* _ИСХОДНЫЙ ОТРЫВОК_:
=-=-=

Преподавание социологической теории в Университете Эссекса радикально изменило мою интеллектуальную траекторию. Внимательное прочтение Маркса и Вебера за неделю или две до студентов привело меня к идее сравнения и критики их «трехмерных» моделей социальной стратификации – класса, статуса и партийности Вебера и экономического, идеологического и политического уровней Маркса (как их представляли структурные марксисты того времени). В то же время мои политические взгляды не совпадали с левыми взглядами, широко распространенными среди моих друзей, о том, что гонка ядерного вооружения так или иначе была результатом борьбы между капитализмом и коммунизмом. Я, напротив, полагал, что существовало больше параллелей с другими великими историческими битвами за власть. Эти размышления привели меня к мысли о необходимости отделения военной власти от политической. Таким образом я и пришел к модели четырех основных источников социальной власти (идеологических, экономических, военных и политических), которую впоследствии использовал во всех моих работах. Книга, которую я изначально предполагал написать, планировалась как преимущественно теоретическая, хотя и подкрепленная тремя эмпирическими кейс-стади – Римской империей, феодальной Европой и современными обществами. Предполагалась, что в основе одной из глав будет опубликованная мной в 1977 г. статья «Античные и современные государства», в которой большая часть теоретического материала подкреплялась лишь незначительным количеством исторического. Боюсь даже подумать, насколько текст отличался бы от намерений, если бы запланированная книга все же была написана.
Едва я приступил к сравнению примеров, как они начали бесконечно умножаться и расширяться во времени и пространстве. Тогда-то мне и стало ясно, что я все еще глубоко эмпирический социолог, который любит читать книги по истории. Собранного материала было слишком много для одной книги, и я решил разделить его на два тома, водоразделом между которыми могла быть эпоха промышленной революции. Так я и поступил и вскоре закончил первый том того, что впоследствии превратилось в четырехтомник «Источники социальной власти». Том 2, озаглавленный «Становление классов и наций-государств», был опубликован в 1993 г., том 3 «Мировые империи и революции: 1890–1945» – в 2012 г., том 4 «Глобализации, 1945–2011» вышел в 2013-м. Так эта книга стала работой всей моей жизни. Даже «Фашисты» (2004) и «Темная сторона демократии: объясняя этнические чистки» (2004) были лишь расширенными вариантами глав, первоначально разработанных для «Источников…». Поглощенный работой над «Источниками…», я получал огромное удовольствие, хотя иногда мне даже было интересно, чего бы я достиг, сложись все иначе.

=-=-=

* _ЗАДАНИЕ A_: Перепишите строки разметки с самой первой по строку, содержащую «delete-account-button[interactable]: Delete Account», включительно, подставив «top-menu-label» вместо «nav-item-label»; остальное не меняйте.
Отрывок никак не связан со строками разметки.

Строки аннотации разметки:
=-=-=

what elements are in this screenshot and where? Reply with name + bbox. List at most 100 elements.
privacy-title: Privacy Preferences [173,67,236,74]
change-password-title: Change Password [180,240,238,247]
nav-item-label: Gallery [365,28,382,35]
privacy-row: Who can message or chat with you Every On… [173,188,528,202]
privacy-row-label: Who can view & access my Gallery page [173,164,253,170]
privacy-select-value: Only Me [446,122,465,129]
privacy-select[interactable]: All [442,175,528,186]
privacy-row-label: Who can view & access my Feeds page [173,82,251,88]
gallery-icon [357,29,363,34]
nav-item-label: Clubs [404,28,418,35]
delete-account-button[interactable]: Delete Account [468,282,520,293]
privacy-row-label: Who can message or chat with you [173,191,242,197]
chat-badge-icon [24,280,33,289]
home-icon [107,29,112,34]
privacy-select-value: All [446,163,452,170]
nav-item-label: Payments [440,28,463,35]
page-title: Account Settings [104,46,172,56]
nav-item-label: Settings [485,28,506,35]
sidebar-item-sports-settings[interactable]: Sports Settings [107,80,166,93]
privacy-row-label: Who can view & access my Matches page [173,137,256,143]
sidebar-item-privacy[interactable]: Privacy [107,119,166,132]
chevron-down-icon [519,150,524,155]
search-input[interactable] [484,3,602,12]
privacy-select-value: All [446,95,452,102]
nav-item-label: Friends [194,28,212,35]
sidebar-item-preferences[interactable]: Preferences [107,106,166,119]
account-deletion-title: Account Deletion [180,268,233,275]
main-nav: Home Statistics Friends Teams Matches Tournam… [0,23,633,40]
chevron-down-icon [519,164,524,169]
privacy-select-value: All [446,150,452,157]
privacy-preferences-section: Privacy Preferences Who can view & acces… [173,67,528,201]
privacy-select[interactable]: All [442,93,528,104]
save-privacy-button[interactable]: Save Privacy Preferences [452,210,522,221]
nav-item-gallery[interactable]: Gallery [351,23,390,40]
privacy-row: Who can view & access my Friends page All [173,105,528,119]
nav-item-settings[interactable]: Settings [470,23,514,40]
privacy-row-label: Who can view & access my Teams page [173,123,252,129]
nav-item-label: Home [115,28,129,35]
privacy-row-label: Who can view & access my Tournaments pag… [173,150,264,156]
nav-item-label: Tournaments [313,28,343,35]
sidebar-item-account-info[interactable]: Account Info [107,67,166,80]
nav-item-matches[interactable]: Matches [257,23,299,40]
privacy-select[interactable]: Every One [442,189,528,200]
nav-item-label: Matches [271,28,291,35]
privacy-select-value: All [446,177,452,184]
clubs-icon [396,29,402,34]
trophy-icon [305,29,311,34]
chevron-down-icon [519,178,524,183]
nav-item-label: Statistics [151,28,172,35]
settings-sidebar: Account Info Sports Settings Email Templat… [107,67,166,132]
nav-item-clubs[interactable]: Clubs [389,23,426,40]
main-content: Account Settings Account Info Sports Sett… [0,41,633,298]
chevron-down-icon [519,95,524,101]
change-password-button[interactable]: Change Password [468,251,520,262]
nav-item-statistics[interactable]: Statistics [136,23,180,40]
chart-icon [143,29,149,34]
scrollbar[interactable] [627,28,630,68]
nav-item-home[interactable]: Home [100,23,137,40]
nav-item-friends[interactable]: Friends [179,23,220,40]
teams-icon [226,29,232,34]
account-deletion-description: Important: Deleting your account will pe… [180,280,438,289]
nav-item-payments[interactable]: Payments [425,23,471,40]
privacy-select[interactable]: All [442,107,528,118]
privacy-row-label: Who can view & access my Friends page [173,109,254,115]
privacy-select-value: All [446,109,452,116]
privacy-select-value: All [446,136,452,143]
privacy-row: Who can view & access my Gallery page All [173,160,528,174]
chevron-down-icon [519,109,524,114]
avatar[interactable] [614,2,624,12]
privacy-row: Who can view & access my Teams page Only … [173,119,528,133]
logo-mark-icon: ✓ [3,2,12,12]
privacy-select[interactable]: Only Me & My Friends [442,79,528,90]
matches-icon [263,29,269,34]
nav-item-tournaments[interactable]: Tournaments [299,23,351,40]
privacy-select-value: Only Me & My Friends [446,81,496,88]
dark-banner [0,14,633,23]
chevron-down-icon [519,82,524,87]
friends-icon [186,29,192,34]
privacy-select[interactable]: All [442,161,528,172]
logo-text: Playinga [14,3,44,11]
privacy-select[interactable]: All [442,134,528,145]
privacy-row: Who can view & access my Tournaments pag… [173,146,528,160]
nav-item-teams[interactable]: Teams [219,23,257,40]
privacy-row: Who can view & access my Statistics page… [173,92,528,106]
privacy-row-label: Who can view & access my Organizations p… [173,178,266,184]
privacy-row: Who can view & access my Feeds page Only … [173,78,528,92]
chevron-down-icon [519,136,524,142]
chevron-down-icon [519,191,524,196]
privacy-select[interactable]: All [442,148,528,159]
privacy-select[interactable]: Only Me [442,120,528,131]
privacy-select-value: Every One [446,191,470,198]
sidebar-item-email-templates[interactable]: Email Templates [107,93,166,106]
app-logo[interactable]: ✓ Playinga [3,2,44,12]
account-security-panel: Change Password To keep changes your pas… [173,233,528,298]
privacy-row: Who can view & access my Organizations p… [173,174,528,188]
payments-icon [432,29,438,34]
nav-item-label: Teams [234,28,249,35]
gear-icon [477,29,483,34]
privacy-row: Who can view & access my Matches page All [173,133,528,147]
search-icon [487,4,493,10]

=-=-=

* _ЗАДАНИЕ B_:
Верны ли по отрывку следующие утверждения? На каждое ответьте «да» или «нет» и приведите решающие слова отрывка.
(i) Автор преподавал социологическую теорию в Оксфордском университете.
(ii) Книга изначально задумывалась с четырьмя эмпирическими кейс-стади.
(iii) Автор решил разделить собранный материал на два тома.

* _РЕШЕНИЕ ЗАДАНИЯ A_:
what elements are in this screenshot and where? Reply with name + bbox. List at most 100 elements.
privacy-title: Privacy Preferences [173,67,236,74]
change-password-title: Change Password [180,240,238,247]
top-menu-label: Gallery [365,28,382,35]
privacy-row: Who can message or chat with you Every On… [173,188,528,202]
privacy-row-label: Who can view & access my Gallery page [173,164,253,170]
privacy-select-value: Only Me [446,122,465,129]
privacy-select[interactable]: All [442,175,528,186]
privacy-row-label: Who can view & access my Feeds page [173,82,251,88]
gallery-icon [357,29,363,34]
top-menu-label: Clubs [404,28,418,35]
delete-account-button[interactable]: Delete Account [468,282,520,293]

* _РЕШЕНИЕ ЗАДАНИЯ B_:
(i) Нет: «Преподавание социологической теории в Университете Эссекса радикально изменило мою интеллектуальную траекторию».
(ii) Нет: «хотя и подкрепленная тремя эмпирическими кейс-стади».
(iii) Да: «я решил разделить его на два тома».